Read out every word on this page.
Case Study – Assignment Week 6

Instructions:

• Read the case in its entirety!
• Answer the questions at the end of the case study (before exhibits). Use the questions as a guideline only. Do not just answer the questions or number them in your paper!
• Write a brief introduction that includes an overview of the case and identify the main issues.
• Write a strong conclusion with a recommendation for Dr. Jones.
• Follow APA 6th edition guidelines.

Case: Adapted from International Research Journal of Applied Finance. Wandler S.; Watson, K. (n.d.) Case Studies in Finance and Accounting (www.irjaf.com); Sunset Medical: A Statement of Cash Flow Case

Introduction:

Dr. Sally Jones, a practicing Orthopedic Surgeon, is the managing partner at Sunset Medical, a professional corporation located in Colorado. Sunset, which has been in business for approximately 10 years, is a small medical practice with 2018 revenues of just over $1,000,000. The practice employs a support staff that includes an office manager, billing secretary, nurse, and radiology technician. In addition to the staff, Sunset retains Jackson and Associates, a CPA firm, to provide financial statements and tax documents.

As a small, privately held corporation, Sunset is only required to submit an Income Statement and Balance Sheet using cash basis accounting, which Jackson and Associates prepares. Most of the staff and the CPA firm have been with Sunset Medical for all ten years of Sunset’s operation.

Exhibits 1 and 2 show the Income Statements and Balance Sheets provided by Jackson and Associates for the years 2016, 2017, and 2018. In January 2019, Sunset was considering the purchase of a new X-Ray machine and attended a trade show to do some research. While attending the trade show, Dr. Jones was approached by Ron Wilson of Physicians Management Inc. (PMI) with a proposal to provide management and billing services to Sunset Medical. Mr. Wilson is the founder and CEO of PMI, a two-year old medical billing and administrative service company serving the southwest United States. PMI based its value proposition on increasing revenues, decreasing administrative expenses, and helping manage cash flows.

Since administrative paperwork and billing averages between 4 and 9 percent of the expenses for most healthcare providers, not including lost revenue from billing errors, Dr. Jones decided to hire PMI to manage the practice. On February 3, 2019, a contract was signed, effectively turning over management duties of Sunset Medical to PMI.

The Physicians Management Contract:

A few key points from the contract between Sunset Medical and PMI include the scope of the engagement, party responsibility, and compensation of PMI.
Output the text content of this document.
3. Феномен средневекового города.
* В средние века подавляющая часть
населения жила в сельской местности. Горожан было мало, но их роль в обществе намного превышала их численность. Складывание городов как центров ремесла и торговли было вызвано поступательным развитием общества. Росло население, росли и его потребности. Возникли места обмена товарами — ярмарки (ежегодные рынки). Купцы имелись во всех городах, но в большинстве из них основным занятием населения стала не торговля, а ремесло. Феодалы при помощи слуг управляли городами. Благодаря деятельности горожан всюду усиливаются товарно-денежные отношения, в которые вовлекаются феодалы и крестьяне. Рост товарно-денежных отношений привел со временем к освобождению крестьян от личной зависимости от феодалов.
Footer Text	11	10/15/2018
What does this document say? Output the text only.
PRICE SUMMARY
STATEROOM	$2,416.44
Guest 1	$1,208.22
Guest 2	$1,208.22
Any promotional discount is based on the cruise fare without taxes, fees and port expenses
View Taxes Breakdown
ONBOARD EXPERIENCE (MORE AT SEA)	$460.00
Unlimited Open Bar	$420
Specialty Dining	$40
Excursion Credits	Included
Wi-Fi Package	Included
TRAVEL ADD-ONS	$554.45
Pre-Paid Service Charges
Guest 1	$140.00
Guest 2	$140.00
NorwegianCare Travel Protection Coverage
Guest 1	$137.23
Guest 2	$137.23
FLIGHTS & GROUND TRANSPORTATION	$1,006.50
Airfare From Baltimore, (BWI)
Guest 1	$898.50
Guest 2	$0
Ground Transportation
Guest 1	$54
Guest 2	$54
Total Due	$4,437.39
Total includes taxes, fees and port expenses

DIRECTION: Look over the listing. Pull out every line with the string "revenues" in it.

TASK ANSWER:
Dr. Sally Jones, a practicing Orthopedic Surgeon, is the managing partner at Sunset Medical, a professional corporation located in Colorado. Sunset, which has been in business for approximately 10 years, is a small medical practice with 2018 revenues of just over $1,000,000. The practice employs a support staff that includes an office manager, billing secretary, nurse, and radiology technician. In addition to the staff, Sunset retains Jackson and Associates, a CPA firm, to provide financial statements and tax documents.
Exhibits 1 and 2 show the Income Statements and Balance Sheets provided by Jackson and Associates for the years 2016, 2017, and 2018. In January 2019, Sunset was considering the purchase of a new X-Ray machine and attended a trade show to do some research. While attending the trade show, Dr. Jones was approached by Ron Wilson of Physicians Management Inc. (PMI) with a proposal to provide management and billing services to Sunset Medical. Mr. Wilson is the founder and CEO of PMI, a two-year old medical billing and administrative service company serving the southwest United States. PMI based its value proposition on increasing revenues, decreasing administrative expenses, and helping manage cash flows.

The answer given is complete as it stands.